▸ WHAT IS EXPECTED:
Output each entry verbatim and exclude every picture from it.

▸ EXERCISE INPUT:
"""

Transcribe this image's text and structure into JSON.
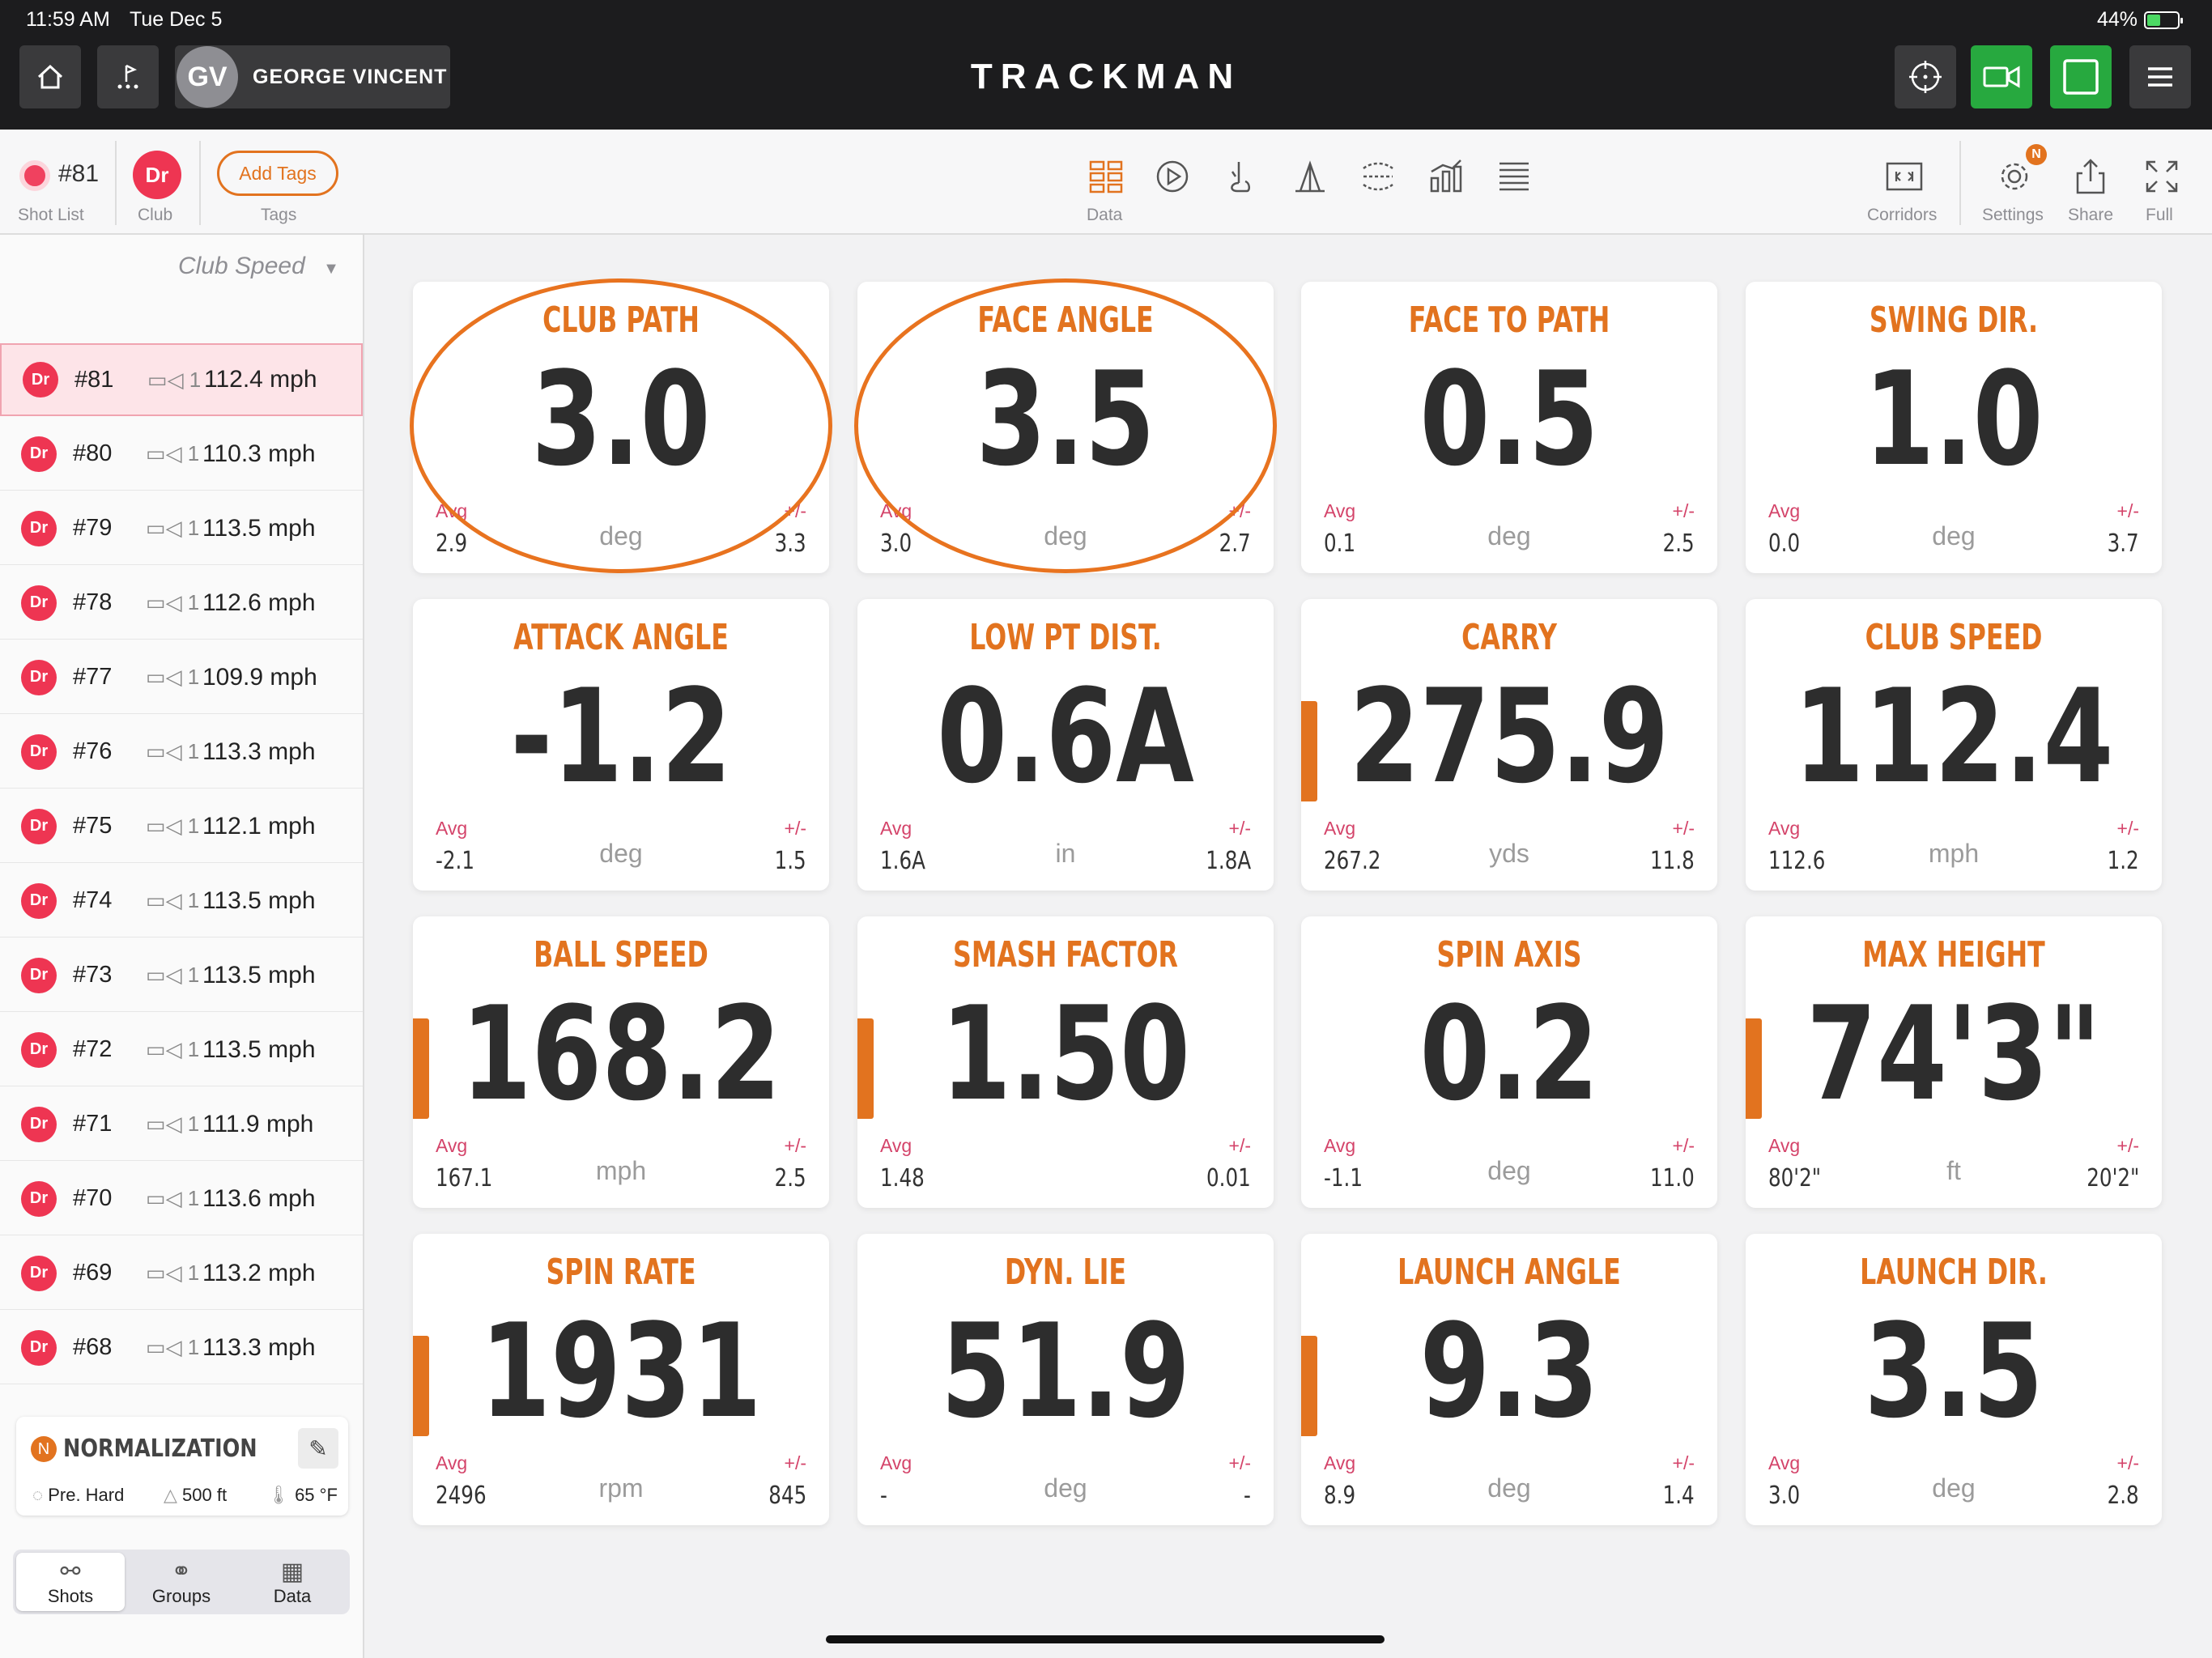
{
  "status_bar": {
    "time": "11:59 AM",
    "date": "Tue Dec 5",
    "battery": "44%",
    "battery_level": 0.44
  },
  "header": {
    "player_initials": "GV",
    "player_name": "GEORGE VINCENT",
    "brand": "TRACKMAN"
  },
  "toolbar": {
    "shot_number": "#81",
    "shot_list_label": "Shot List",
    "club_badge": "Dr",
    "club_label": "Club",
    "add_tags_label": "Add Tags",
    "tags_label": "Tags",
    "data_label": "Data",
    "corridors_label": "Corridors",
    "settings_label": "Settings",
    "share_label": "Share",
    "full_label": "Full",
    "settings_badge": "N"
  },
  "sidebar": {
    "sort_label": "Club Speed",
    "shots": [
      {
        "club": "Dr",
        "num": "#81",
        "cam": "1",
        "speed": "112.4 mph",
        "selected": true
      },
      {
        "club": "Dr",
        "num": "#80",
        "cam": "1",
        "speed": "110.3 mph"
      },
      {
        "club": "Dr",
        "num": "#79",
        "cam": "1",
        "speed": "113.5 mph"
      },
      {
        "club": "Dr",
        "num": "#78",
        "cam": "1",
        "speed": "112.6 mph"
      },
      {
        "club": "Dr",
        "num": "#77",
        "cam": "1",
        "speed": "109.9 mph"
      },
      {
        "club": "Dr",
        "num": "#76",
        "cam": "1",
        "speed": "113.3 mph"
      },
      {
        "club": "Dr",
        "num": "#75",
        "cam": "1",
        "speed": "112.1 mph"
      },
      {
        "club": "Dr",
        "num": "#74",
        "cam": "1",
        "speed": "113.5 mph"
      },
      {
        "club": "Dr",
        "num": "#73",
        "cam": "1",
        "speed": "113.5 mph"
      },
      {
        "club": "Dr",
        "num": "#72",
        "cam": "1",
        "speed": "113.5 mph"
      },
      {
        "club": "Dr",
        "num": "#71",
        "cam": "1",
        "speed": "111.9 mph"
      },
      {
        "club": "Dr",
        "num": "#70",
        "cam": "1",
        "speed": "113.6 mph"
      },
      {
        "club": "Dr",
        "num": "#69",
        "cam": "1",
        "speed": "113.2 mph"
      },
      {
        "club": "Dr",
        "num": "#68",
        "cam": "1",
        "speed": "113.3 mph"
      }
    ],
    "normalization": {
      "title": "NORMALIZATION",
      "icon_letter": "N",
      "surface": "Pre. Hard",
      "altitude": "500 ft",
      "temperature": "65 °F"
    },
    "segments": {
      "shots": "Shots",
      "groups": "Groups",
      "data": "Data"
    }
  },
  "tiles": [
    {
      "title": "CLUB PATH",
      "value": "3.0",
      "unit": "deg",
      "avg_label": "Avg",
      "avg": "2.9",
      "pm_label": "+/-",
      "pm": "3.3",
      "normalized": false,
      "circled": true
    },
    {
      "title": "FACE ANGLE",
      "value": "3.5",
      "unit": "deg",
      "avg_label": "Avg",
      "avg": "3.0",
      "pm_label": "+/-",
      "pm": "2.7",
      "normalized": false,
      "circled": true
    },
    {
      "title": "FACE TO PATH",
      "value": "0.5",
      "unit": "deg",
      "avg_label": "Avg",
      "avg": "0.1",
      "pm_label": "+/-",
      "pm": "2.5",
      "normalized": false
    },
    {
      "title": "SWING DIR.",
      "value": "1.0",
      "unit": "deg",
      "avg_label": "Avg",
      "avg": "0.0",
      "pm_label": "+/-",
      "pm": "3.7",
      "normalized": false
    },
    {
      "title": "ATTACK ANGLE",
      "value": "-1.2",
      "unit": "deg",
      "avg_label": "Avg",
      "avg": "-2.1",
      "pm_label": "+/-",
      "pm": "1.5",
      "normalized": false
    },
    {
      "title": "LOW PT DIST.",
      "value": "0.6A",
      "unit": "in",
      "avg_label": "Avg",
      "avg": "1.6A",
      "pm_label": "+/-",
      "pm": "1.8A",
      "normalized": false
    },
    {
      "title": "CARRY",
      "value": "275.9",
      "unit": "yds",
      "avg_label": "Avg",
      "avg": "267.2",
      "pm_label": "+/-",
      "pm": "11.8",
      "normalized": true
    },
    {
      "title": "CLUB SPEED",
      "value": "112.4",
      "unit": "mph",
      "avg_label": "Avg",
      "avg": "112.6",
      "pm_label": "+/-",
      "pm": "1.2",
      "normalized": false
    },
    {
      "title": "BALL SPEED",
      "value": "168.2",
      "unit": "mph",
      "avg_label": "Avg",
      "avg": "167.1",
      "pm_label": "+/-",
      "pm": "2.5",
      "normalized": true
    },
    {
      "title": "SMASH FACTOR",
      "value": "1.50",
      "unit": "",
      "avg_label": "Avg",
      "avg": "1.48",
      "pm_label": "+/-",
      "pm": "0.01",
      "normalized": true
    },
    {
      "title": "SPIN AXIS",
      "value": "0.2",
      "unit": "deg",
      "avg_label": "Avg",
      "avg": "-1.1",
      "pm_label": "+/-",
      "pm": "11.0",
      "normalized": false
    },
    {
      "title": "MAX HEIGHT",
      "value": "74'3\"",
      "unit": "ft",
      "avg_label": "Avg",
      "avg": "80'2\"",
      "pm_label": "+/-",
      "pm": "20'2\"",
      "normalized": true
    },
    {
      "title": "SPIN RATE",
      "value": "1931",
      "unit": "rpm",
      "avg_label": "Avg",
      "avg": "2496",
      "pm_label": "+/-",
      "pm": "845",
      "normalized": true
    },
    {
      "title": "DYN. LIE",
      "value": "51.9",
      "unit": "deg",
      "avg_label": "Avg",
      "avg": "-",
      "pm_label": "+/-",
      "pm": "-",
      "normalized": false
    },
    {
      "title": "LAUNCH ANGLE",
      "value": "9.3",
      "unit": "deg",
      "avg_label": "Avg",
      "avg": "8.9",
      "pm_label": "+/-",
      "pm": "1.4",
      "normalized": true
    },
    {
      "title": "LAUNCH DIR.",
      "value": "3.5",
      "unit": "deg",
      "avg_label": "Avg",
      "avg": "3.0",
      "pm_label": "+/-",
      "pm": "2.8",
      "normalized": false
    }
  ],
  "colors": {
    "accent": "#e2731f",
    "club_badge": "#ee3552",
    "avg_label": "#d4446a",
    "video_button": "#27a93f"
  }
}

"""

▸ WRITTEN RESPONSE:
Transcribe this image's text and structure into JSON.
{
  "status_bar": {
    "time": "11:59 AM",
    "date": "Tue Dec 5",
    "battery": "44%",
    "battery_level": 0.44
  },
  "header": {
    "player_initials": "GV",
    "player_name": "GEORGE VINCENT",
    "brand": "TRACKMAN"
  },
  "toolbar": {
    "shot_number": "#81",
    "shot_list_label": "Shot List",
    "club_badge": "Dr",
    "club_label": "Club",
    "add_tags_label": "Add Tags",
    "tags_label": "Tags",
    "data_label": "Data",
    "corridors_label": "Corridors",
    "settings_label": "Settings",
    "share_label": "Share",
    "full_label": "Full",
    "settings_badge": "N"
  },
  "sidebar": {
    "sort_label": "Club Speed",
    "shots": [
      {
        "club": "Dr",
        "num": "#81",
        "cam": "1",
        "speed": "112.4 mph",
        "selected": true
      },
      {
        "club": "Dr",
        "num": "#80",
        "cam": "1",
        "speed": "110.3 mph"
      },
      {
        "club": "Dr",
        "num": "#79",
        "cam": "1",
        "speed": "113.5 mph"
      },
      {
        "club": "Dr",
        "num": "#78",
        "cam": "1",
        "speed": "112.6 mph"
      },
      {
        "club": "Dr",
        "num": "#77",
        "cam": "1",
        "speed": "109.9 mph"
      },
      {
        "club": "Dr",
        "num": "#76",
        "cam": "1",
        "speed": "113.3 mph"
      },
      {
        "club": "Dr",
        "num": "#75",
        "cam": "1",
        "speed": "112.1 mph"
      },
      {
        "club": "Dr",
        "num": "#74",
        "cam": "1",
        "speed": "113.5 mph"
      },
      {
        "club": "Dr",
        "num": "#73",
        "cam": "1",
        "speed": "113.5 mph"
      },
      {
        "club": "Dr",
        "num": "#72",
        "cam": "1",
        "speed": "113.5 mph"
      },
      {
        "club": "Dr",
        "num": "#71",
        "cam": "1",
        "speed": "111.9 mph"
      },
      {
        "club": "Dr",
        "num": "#70",
        "cam": "1",
        "speed": "113.6 mph"
      },
      {
        "club": "Dr",
        "num": "#69",
        "cam": "1",
        "speed": "113.2 mph"
      },
      {
        "club": "Dr",
        "num": "#68",
        "cam": "1",
        "speed": "113.3 mph"
      }
    ],
    "normalization": {
      "title": "NORMALIZATION",
      "icon_letter": "N",
      "surface": "Pre. Hard",
      "altitude": "500 ft",
      "temperature": "65 °F"
    },
    "segments": {
      "shots": "Shots",
      "groups": "Groups",
      "data": "Data"
    }
  },
  "tiles": [
    {
      "title": "CLUB PATH",
      "value": "3.0",
      "unit": "deg",
      "avg_label": "Avg",
      "avg": "2.9",
      "pm_label": "+/-",
      "pm": "3.3",
      "normalized": false,
      "circled": true
    },
    {
      "title": "FACE ANGLE",
      "value": "3.5",
      "unit": "deg",
      "avg_label": "Avg",
      "avg": "3.0",
      "pm_label": "+/-",
      "pm": "2.7",
      "normalized": false,
      "circled": true
    },
    {
      "title": "FACE TO PATH",
      "value": "0.5",
      "unit": "deg",
      "avg_label": "Avg",
      "avg": "0.1",
      "pm_label": "+/-",
      "pm": "2.5",
      "normalized": false
    },
    {
      "title": "SWING DIR.",
      "value": "1.0",
      "unit": "deg",
      "avg_label": "Avg",
      "avg": "0.0",
      "pm_label": "+/-",
      "pm": "3.7",
      "normalized": false
    },
    {
      "title": "ATTACK ANGLE",
      "value": "-1.2",
      "unit": "deg",
      "avg_label": "Avg",
      "avg": "-2.1",
      "pm_label": "+/-",
      "pm": "1.5",
      "normalized": false
    },
    {
      "title": "LOW PT DIST.",
      "value": "0.6A",
      "unit": "in",
      "avg_label": "Avg",
      "avg": "1.6A",
      "pm_label": "+/-",
      "pm": "1.8A",
      "normalized": false
    },
    {
      "title": "CARRY",
      "value": "275.9",
      "unit": "yds",
      "avg_label": "Avg",
      "avg": "267.2",
      "pm_label": "+/-",
      "pm": "11.8",
      "normalized": true
    },
    {
      "title": "CLUB SPEED",
      "value": "112.4",
      "unit": "mph",
      "avg_label": "Avg",
      "avg": "112.6",
      "pm_label": "+/-",
      "pm": "1.2",
      "normalized": false
    },
    {
      "title": "BALL SPEED",
      "value": "168.2",
      "unit": "mph",
      "avg_label": "Avg",
      "avg": "167.1",
      "pm_label": "+/-",
      "pm": "2.5",
      "normalized": true
    },
    {
      "title": "SMASH FACTOR",
      "value": "1.50",
      "unit": "",
      "avg_label": "Avg",
      "avg": "1.48",
      "pm_label": "+/-",
      "pm": "0.01",
      "normalized": true
    },
    {
      "title": "SPIN AXIS",
      "value": "0.2",
      "unit": "deg",
      "avg_label": "Avg",
      "avg": "-1.1",
      "pm_label": "+/-",
      "pm": "11.0",
      "normalized": false
    },
    {
      "title": "MAX HEIGHT",
      "value": "74'3\"",
      "unit": "ft",
      "avg_label": "Avg",
      "avg": "80'2\"",
      "pm_label": "+/-",
      "pm": "20'2\"",
      "normalized": true
    },
    {
      "title": "SPIN RATE",
      "value": "1931",
      "unit": "rpm",
      "avg_label": "Avg",
      "avg": "2496",
      "pm_label": "+/-",
      "pm": "845",
      "normalized": true
    },
    {
      "title": "DYN. LIE",
      "value": "51.9",
      "unit": "deg",
      "avg_label": "Avg",
      "avg": "-",
      "pm_label": "+/-",
      "pm": "-",
      "normalized": false
    },
    {
      "title": "LAUNCH ANGLE",
      "value": "9.3",
      "unit": "deg",
      "avg_label": "Avg",
      "avg": "8.9",
      "pm_label": "+/-",
      "pm": "1.4",
      "normalized": true
    },
    {
      "title": "LAUNCH DIR.",
      "value": "3.5",
      "unit": "deg",
      "avg_label": "Avg",
      "avg": "3.0",
      "pm_label": "+/-",
      "pm": "2.8",
      "normalized": false
    }
  ],
  "colors": {
    "accent": "#e2731f",
    "club_badge": "#ee3552",
    "avg_label": "#d4446a",
    "video_button": "#27a93f"
  }
}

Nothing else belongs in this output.